SHORT EXERCISE:
Extract every line that contains the string "page".

* begin SUPPLIED ENTRIES *

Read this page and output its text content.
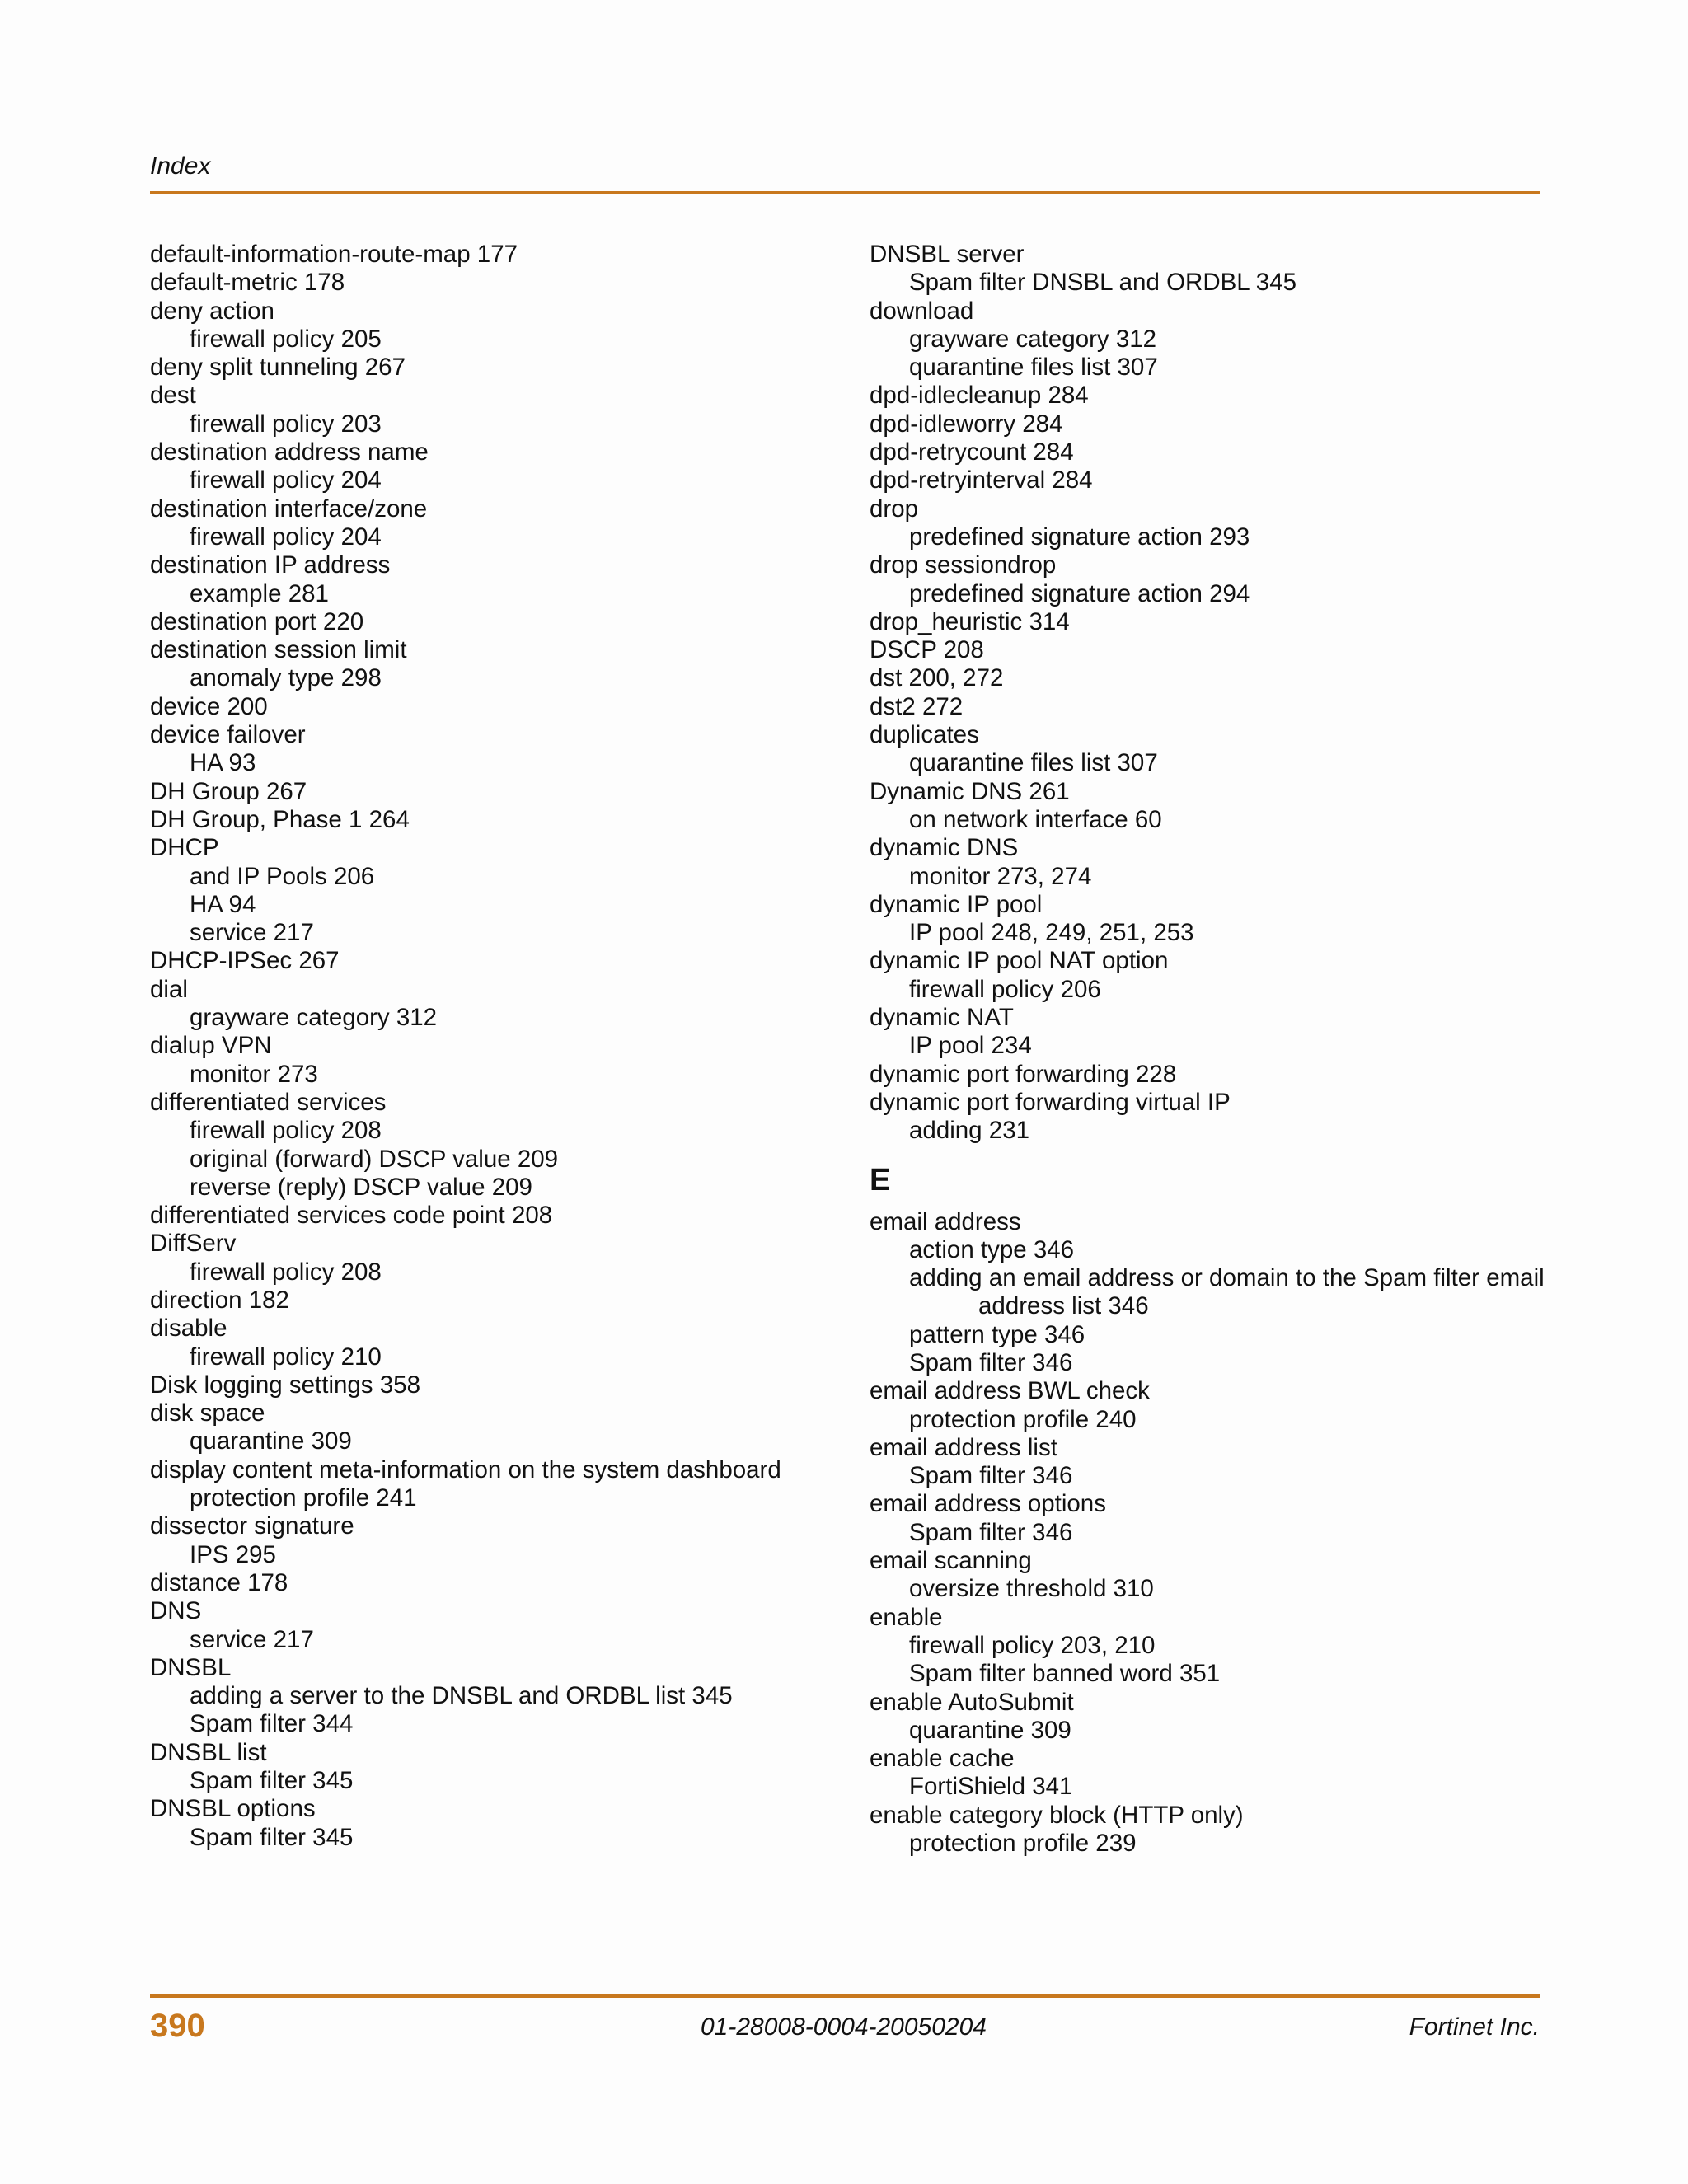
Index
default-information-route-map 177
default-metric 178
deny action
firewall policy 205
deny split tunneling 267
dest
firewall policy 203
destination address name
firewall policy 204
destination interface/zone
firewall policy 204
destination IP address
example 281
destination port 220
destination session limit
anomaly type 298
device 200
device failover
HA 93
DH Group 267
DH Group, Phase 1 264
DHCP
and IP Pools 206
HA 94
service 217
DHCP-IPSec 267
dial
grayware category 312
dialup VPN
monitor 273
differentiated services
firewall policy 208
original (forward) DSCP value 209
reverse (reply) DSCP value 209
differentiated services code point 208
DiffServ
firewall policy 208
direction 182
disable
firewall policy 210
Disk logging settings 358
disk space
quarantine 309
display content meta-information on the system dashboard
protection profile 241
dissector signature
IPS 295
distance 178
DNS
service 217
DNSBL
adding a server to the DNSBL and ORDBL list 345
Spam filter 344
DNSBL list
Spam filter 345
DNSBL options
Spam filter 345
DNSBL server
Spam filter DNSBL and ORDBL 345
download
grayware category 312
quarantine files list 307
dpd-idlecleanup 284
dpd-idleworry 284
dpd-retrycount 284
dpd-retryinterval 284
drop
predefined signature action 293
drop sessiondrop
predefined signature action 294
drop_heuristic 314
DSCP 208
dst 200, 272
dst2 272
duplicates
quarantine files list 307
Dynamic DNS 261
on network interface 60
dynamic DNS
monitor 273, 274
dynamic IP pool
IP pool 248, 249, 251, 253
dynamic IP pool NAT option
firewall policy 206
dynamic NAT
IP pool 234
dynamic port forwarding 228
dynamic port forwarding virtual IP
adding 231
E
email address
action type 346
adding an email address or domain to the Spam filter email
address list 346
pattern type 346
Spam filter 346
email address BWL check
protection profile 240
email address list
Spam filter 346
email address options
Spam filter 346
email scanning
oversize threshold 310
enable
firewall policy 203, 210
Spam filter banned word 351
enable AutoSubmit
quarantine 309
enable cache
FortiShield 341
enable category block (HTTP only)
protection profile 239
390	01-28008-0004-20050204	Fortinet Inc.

* end SUPPLIED ENTRIES *
* begin SUPPLIED ENTRIES *

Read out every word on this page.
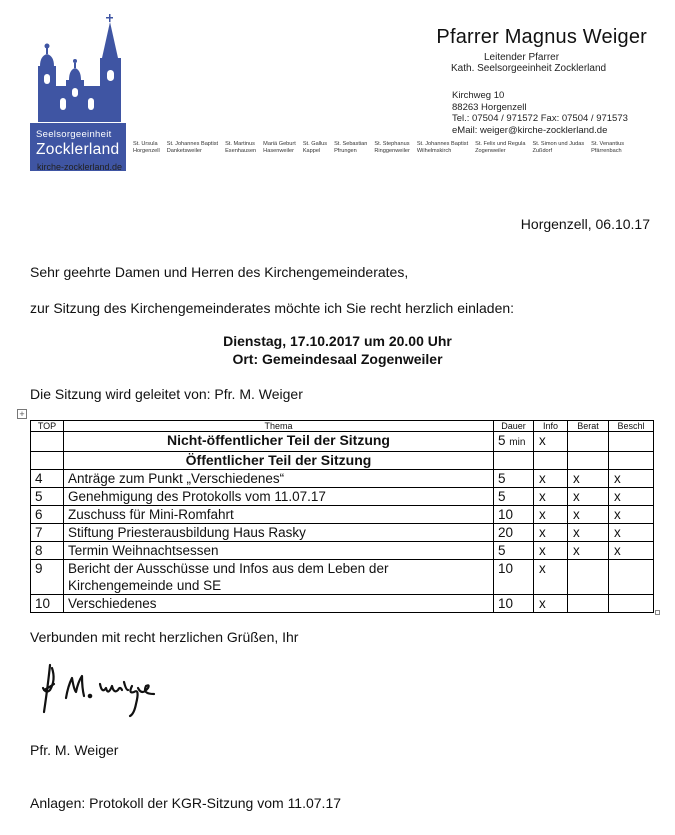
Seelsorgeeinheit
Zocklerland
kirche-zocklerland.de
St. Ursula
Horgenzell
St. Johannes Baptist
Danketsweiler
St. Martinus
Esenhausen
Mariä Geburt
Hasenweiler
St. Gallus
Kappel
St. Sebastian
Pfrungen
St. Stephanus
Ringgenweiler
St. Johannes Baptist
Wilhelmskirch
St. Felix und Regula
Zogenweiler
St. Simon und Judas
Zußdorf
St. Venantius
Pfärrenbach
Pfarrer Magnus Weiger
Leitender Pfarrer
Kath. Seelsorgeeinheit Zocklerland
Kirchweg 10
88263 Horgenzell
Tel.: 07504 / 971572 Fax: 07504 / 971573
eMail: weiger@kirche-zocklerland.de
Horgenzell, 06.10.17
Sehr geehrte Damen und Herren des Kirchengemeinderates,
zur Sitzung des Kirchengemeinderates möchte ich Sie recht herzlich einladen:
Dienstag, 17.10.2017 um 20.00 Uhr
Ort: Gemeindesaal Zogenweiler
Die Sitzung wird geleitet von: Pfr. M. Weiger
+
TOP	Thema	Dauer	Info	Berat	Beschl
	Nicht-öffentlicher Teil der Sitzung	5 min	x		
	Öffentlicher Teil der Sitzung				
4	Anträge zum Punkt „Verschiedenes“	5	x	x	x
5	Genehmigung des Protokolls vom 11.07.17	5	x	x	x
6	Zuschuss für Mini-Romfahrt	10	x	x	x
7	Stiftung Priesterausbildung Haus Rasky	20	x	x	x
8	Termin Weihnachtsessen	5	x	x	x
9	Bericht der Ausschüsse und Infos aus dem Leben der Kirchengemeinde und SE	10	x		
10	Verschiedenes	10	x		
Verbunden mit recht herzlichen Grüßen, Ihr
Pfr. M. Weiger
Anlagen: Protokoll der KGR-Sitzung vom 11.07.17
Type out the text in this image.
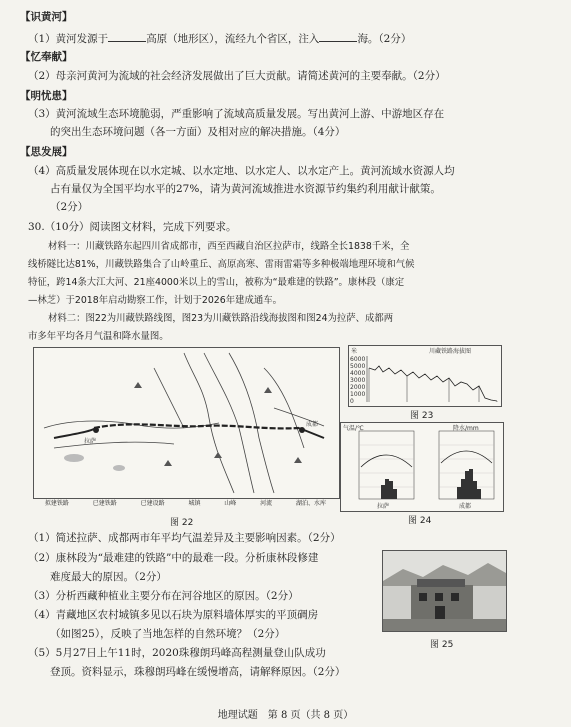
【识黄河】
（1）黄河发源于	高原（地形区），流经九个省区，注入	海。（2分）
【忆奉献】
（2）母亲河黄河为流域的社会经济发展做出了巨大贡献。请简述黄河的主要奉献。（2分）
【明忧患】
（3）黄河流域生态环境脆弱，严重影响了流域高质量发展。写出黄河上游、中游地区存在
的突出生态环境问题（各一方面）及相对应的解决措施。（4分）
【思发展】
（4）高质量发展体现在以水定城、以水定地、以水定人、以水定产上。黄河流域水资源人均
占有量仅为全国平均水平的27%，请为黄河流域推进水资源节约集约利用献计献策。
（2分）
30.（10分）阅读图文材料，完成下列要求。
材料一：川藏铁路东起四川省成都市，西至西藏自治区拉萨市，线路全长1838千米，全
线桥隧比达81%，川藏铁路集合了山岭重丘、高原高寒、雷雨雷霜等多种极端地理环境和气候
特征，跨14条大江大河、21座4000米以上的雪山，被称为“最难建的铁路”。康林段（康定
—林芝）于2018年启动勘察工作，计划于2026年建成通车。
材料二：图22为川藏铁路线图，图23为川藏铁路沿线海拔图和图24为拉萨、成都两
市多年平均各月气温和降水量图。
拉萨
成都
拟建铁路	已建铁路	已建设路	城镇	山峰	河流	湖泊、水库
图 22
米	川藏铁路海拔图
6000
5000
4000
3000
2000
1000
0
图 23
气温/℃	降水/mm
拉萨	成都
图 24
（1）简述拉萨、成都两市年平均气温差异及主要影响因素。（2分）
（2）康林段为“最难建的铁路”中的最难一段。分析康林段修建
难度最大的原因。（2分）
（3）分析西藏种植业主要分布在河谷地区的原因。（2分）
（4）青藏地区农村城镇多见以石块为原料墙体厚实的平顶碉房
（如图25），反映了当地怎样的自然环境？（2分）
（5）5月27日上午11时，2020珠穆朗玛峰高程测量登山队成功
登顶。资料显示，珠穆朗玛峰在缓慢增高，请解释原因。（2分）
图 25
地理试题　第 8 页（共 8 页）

* end SUPPLIED ENTRIES *
* begin SUPPLIED ENTRIES *

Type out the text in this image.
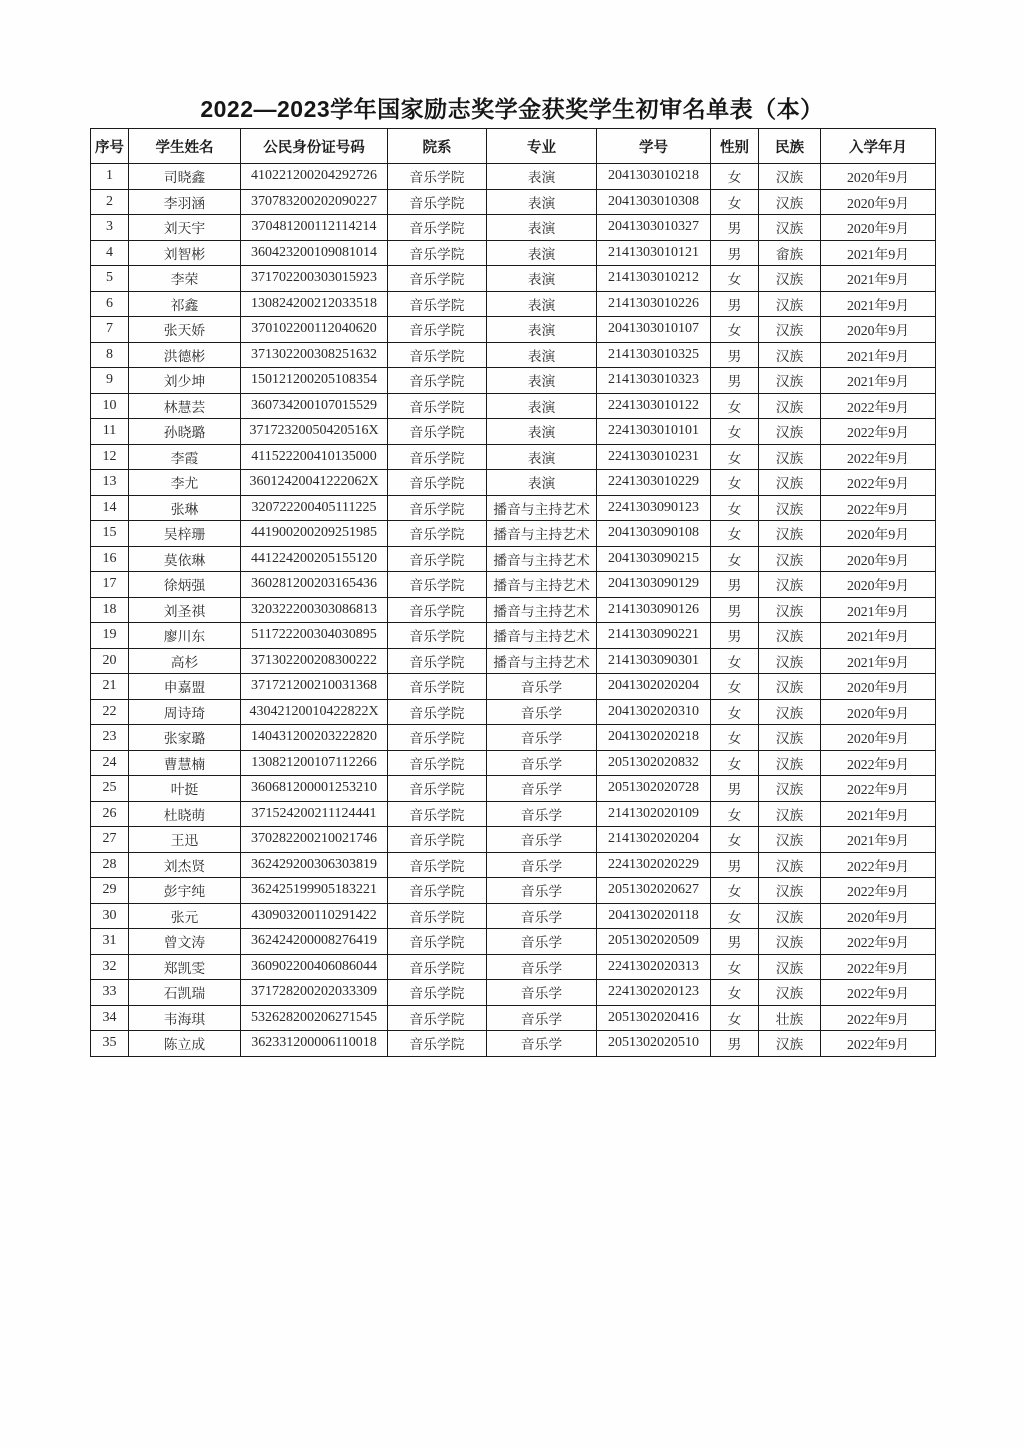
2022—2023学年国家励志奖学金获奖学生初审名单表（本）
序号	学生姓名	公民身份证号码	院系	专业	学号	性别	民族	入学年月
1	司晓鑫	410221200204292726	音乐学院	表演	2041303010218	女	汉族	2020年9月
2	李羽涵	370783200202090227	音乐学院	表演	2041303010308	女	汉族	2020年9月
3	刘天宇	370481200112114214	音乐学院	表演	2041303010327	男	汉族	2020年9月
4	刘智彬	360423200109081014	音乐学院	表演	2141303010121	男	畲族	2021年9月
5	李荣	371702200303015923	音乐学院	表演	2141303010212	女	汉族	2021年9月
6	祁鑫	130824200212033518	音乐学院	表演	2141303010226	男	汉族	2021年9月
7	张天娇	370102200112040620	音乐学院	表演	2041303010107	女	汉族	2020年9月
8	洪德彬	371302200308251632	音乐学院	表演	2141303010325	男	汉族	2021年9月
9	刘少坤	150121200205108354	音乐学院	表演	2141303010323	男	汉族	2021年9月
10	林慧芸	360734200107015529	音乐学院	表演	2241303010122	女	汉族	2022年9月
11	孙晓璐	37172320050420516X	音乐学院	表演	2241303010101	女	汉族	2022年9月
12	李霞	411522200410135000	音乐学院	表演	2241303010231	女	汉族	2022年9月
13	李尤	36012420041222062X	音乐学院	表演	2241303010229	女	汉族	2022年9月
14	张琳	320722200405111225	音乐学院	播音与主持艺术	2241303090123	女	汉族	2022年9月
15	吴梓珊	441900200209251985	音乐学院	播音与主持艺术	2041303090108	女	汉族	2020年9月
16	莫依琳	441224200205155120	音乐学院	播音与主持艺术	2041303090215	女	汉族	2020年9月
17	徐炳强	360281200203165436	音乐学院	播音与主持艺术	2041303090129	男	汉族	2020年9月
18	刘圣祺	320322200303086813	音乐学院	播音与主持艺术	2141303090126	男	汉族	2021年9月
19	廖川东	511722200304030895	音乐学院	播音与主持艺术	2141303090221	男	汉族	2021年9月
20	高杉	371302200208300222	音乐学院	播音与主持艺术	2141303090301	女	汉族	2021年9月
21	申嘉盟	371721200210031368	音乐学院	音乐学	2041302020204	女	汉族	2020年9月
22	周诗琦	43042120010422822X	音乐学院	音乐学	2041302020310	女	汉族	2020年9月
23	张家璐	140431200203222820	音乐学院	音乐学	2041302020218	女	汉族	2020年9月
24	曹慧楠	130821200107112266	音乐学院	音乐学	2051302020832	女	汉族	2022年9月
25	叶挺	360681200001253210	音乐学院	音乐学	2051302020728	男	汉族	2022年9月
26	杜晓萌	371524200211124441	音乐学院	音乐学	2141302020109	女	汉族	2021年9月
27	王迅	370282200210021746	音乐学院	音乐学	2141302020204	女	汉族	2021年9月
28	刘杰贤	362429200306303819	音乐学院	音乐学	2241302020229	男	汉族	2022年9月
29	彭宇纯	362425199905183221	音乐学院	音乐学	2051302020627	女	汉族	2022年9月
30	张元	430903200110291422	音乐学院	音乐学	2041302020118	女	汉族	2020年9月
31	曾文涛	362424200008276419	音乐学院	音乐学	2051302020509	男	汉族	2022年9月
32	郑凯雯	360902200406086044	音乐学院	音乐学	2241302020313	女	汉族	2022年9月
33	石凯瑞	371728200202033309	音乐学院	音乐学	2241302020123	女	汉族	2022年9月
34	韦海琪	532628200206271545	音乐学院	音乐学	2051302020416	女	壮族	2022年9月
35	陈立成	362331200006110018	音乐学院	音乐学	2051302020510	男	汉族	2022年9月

* end SUPPLIED ENTRIES *

WRITTEN SOLUTION:
Read this page and output its text content.
Read out every word on this page.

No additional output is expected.